### [EXERCISE REQUIREMENTS]
Read the material below and count the lines holding the string "months". Give that count with nothing added.

### [PROVIDED DATA]
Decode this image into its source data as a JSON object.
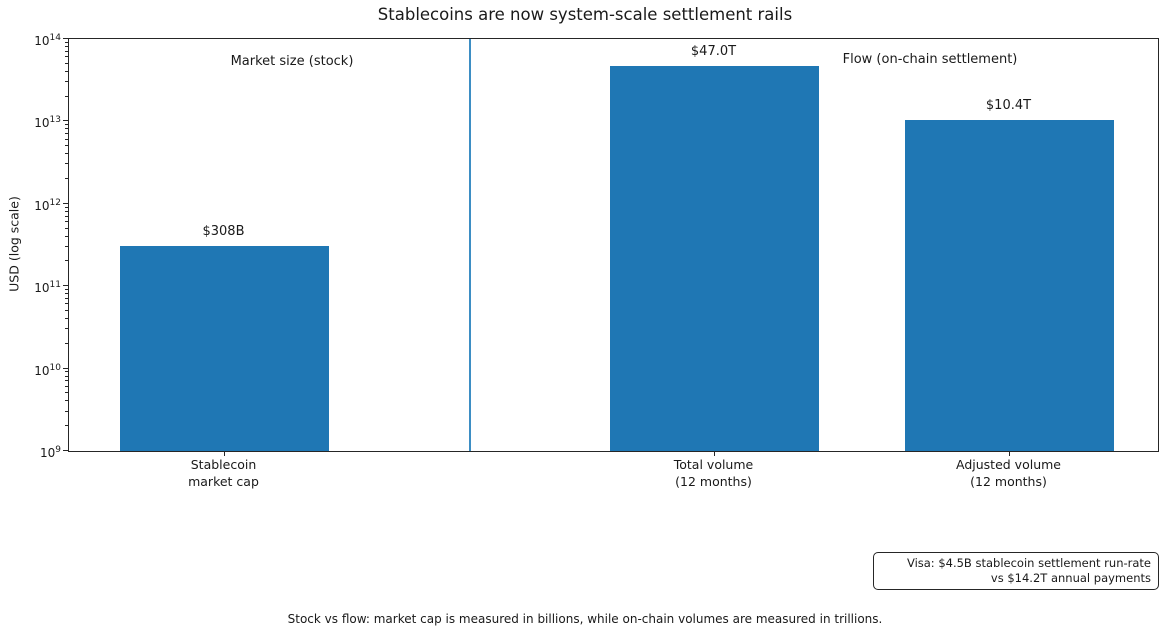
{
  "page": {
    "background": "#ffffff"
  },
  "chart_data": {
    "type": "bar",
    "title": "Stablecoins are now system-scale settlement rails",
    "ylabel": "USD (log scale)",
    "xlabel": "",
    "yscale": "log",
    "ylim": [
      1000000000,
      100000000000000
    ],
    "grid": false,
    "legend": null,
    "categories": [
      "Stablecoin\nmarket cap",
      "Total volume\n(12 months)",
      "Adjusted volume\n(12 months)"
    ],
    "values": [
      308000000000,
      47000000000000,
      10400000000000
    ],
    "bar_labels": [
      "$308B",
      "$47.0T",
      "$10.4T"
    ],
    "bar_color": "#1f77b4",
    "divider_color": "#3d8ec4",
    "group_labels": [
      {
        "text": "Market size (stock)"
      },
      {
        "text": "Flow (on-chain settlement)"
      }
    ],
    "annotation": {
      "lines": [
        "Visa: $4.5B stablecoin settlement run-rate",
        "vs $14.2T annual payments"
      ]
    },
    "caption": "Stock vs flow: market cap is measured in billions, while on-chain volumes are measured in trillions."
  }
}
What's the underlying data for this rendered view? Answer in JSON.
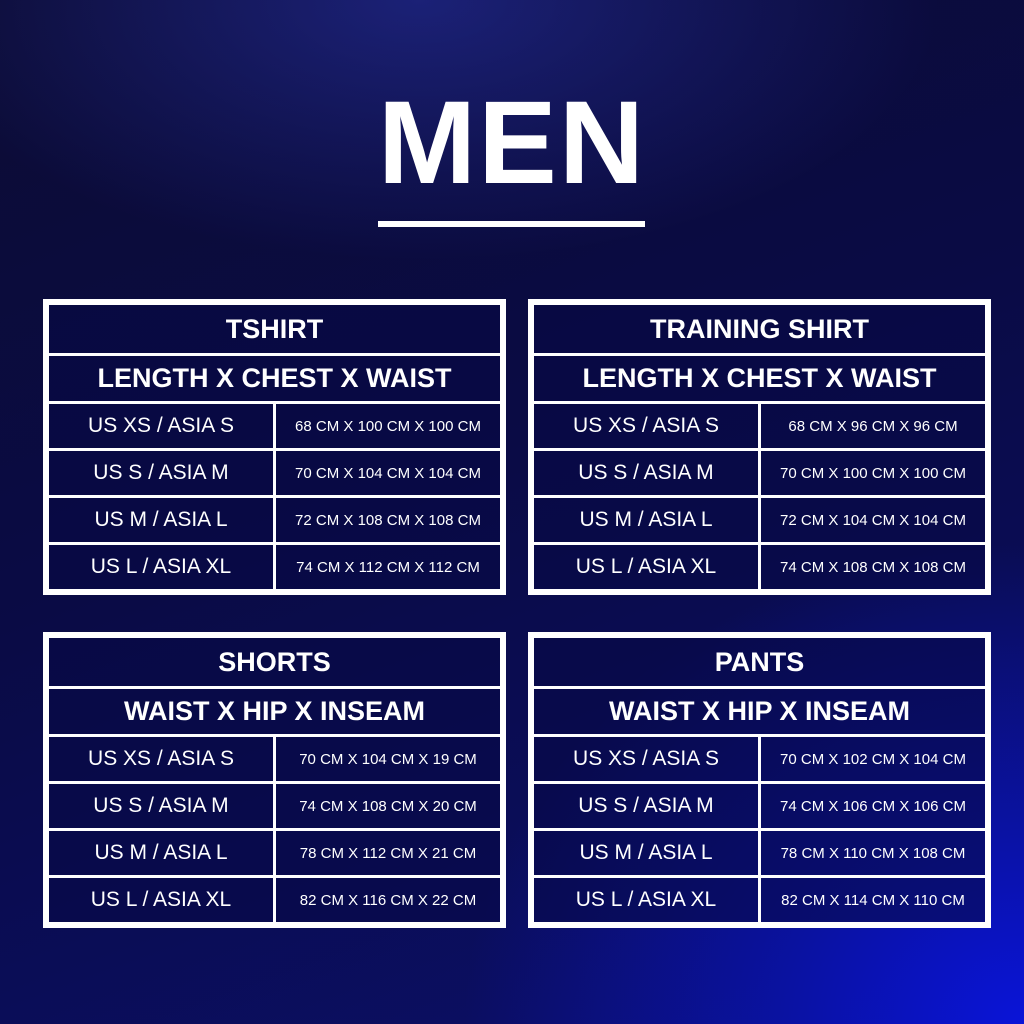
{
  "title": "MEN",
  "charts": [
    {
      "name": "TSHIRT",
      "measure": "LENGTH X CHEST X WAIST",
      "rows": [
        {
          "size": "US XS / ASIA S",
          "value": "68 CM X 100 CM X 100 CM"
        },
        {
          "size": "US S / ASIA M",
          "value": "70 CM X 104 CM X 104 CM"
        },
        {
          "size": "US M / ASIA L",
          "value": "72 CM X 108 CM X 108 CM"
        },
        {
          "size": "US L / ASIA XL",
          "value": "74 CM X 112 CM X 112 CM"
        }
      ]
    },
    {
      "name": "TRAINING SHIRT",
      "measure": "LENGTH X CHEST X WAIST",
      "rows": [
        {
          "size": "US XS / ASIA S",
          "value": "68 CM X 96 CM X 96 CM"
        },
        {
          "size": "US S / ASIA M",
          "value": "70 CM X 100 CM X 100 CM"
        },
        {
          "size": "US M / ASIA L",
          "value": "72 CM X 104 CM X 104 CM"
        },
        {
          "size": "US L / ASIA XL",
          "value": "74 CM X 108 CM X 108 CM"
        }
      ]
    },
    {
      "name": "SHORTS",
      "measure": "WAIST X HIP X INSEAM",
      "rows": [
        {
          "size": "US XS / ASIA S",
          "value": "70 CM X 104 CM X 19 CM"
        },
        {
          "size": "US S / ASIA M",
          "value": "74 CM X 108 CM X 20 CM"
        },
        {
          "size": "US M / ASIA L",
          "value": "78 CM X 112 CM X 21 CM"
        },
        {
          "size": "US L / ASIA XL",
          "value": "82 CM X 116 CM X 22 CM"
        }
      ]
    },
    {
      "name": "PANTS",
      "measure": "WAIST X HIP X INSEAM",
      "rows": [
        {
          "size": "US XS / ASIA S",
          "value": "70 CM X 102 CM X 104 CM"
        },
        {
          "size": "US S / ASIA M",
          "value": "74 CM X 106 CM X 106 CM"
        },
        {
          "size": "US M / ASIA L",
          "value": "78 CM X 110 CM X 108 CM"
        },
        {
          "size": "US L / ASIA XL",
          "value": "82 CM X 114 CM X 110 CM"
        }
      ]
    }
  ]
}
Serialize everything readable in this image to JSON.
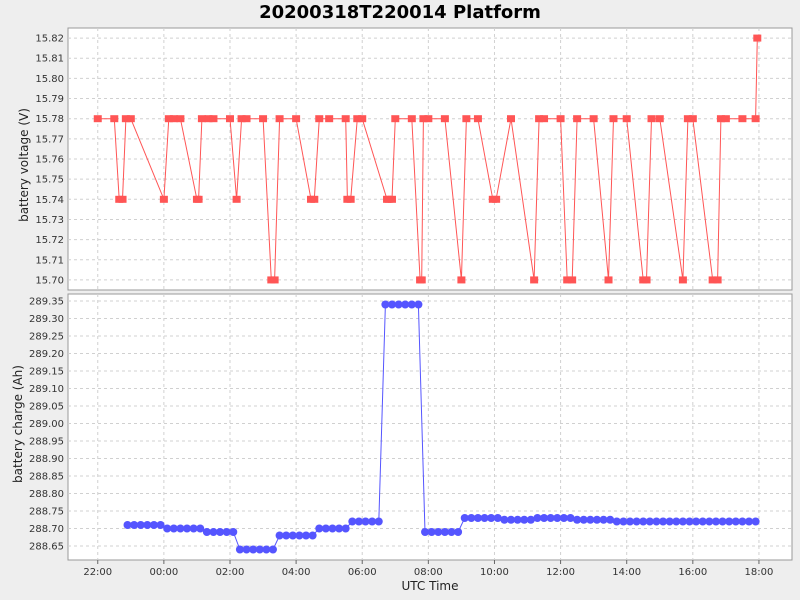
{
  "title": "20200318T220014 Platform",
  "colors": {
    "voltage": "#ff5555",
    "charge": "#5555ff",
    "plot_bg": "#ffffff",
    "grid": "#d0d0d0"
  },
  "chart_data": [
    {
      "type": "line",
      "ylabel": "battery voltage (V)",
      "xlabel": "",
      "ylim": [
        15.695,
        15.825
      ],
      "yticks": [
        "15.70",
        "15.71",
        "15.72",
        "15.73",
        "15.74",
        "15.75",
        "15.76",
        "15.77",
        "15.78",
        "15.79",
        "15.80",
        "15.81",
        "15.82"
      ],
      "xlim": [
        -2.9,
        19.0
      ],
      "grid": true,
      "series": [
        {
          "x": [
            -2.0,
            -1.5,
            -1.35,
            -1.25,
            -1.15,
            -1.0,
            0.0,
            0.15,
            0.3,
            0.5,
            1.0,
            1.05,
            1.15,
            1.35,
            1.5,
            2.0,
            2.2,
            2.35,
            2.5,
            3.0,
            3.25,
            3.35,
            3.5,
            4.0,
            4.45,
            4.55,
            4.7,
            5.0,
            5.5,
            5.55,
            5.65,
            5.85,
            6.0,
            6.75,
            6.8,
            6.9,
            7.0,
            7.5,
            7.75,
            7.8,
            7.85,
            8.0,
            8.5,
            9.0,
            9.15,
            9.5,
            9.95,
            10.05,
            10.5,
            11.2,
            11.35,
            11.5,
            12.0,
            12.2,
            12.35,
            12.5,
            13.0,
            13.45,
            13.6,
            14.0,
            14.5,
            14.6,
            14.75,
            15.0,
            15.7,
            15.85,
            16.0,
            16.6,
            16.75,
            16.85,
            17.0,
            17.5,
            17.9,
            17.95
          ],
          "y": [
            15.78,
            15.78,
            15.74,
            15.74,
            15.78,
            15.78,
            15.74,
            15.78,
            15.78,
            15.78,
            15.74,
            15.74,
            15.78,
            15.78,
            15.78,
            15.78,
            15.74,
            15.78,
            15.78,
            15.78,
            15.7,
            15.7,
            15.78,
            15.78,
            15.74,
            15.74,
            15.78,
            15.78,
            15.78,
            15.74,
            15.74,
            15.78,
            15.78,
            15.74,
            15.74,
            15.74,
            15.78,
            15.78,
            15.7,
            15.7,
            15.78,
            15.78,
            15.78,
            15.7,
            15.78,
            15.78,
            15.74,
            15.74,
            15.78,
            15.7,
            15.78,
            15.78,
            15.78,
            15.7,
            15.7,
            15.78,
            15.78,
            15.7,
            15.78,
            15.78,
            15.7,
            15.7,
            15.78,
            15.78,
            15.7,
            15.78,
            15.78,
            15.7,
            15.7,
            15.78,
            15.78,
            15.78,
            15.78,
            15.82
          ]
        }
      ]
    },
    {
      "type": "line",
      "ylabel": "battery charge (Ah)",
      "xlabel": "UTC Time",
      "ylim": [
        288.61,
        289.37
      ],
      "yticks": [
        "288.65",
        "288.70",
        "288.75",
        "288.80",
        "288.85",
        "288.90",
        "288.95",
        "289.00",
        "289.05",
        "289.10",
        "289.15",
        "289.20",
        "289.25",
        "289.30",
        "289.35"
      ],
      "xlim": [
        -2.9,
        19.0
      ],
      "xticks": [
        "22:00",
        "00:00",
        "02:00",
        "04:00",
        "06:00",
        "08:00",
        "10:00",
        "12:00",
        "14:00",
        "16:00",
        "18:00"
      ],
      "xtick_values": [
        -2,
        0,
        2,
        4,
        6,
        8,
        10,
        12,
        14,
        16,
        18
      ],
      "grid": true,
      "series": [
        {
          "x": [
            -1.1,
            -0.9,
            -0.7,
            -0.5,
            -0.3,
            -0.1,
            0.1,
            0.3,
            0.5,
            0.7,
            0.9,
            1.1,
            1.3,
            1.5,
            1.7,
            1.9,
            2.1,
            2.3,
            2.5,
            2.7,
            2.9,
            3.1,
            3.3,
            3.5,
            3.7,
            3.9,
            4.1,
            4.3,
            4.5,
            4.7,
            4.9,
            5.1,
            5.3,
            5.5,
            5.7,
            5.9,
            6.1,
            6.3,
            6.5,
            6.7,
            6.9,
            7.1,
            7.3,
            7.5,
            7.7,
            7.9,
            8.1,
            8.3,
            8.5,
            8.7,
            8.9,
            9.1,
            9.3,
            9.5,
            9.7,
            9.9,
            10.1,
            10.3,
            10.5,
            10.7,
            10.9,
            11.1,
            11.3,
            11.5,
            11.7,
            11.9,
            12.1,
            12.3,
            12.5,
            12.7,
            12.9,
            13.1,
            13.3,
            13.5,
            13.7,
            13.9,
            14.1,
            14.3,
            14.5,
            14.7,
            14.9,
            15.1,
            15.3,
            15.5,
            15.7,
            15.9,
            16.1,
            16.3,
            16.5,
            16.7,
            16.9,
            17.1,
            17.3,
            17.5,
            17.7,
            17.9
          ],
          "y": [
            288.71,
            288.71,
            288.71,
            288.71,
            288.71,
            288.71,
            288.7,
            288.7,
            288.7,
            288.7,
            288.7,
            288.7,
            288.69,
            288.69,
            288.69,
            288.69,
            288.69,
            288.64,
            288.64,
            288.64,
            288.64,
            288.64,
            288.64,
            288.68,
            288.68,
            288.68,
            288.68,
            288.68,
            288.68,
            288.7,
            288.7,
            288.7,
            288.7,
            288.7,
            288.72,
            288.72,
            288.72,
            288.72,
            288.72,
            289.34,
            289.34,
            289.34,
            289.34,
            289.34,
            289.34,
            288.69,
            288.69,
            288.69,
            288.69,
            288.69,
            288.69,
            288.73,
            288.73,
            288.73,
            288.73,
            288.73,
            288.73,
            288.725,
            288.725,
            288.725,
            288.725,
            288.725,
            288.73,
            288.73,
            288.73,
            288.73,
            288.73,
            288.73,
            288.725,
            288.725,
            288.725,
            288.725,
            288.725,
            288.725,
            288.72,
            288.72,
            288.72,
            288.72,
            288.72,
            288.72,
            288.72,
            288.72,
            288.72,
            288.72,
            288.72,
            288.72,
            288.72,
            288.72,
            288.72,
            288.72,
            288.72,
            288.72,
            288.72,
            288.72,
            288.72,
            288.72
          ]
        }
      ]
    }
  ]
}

### [CORRECT RESPONSE]
2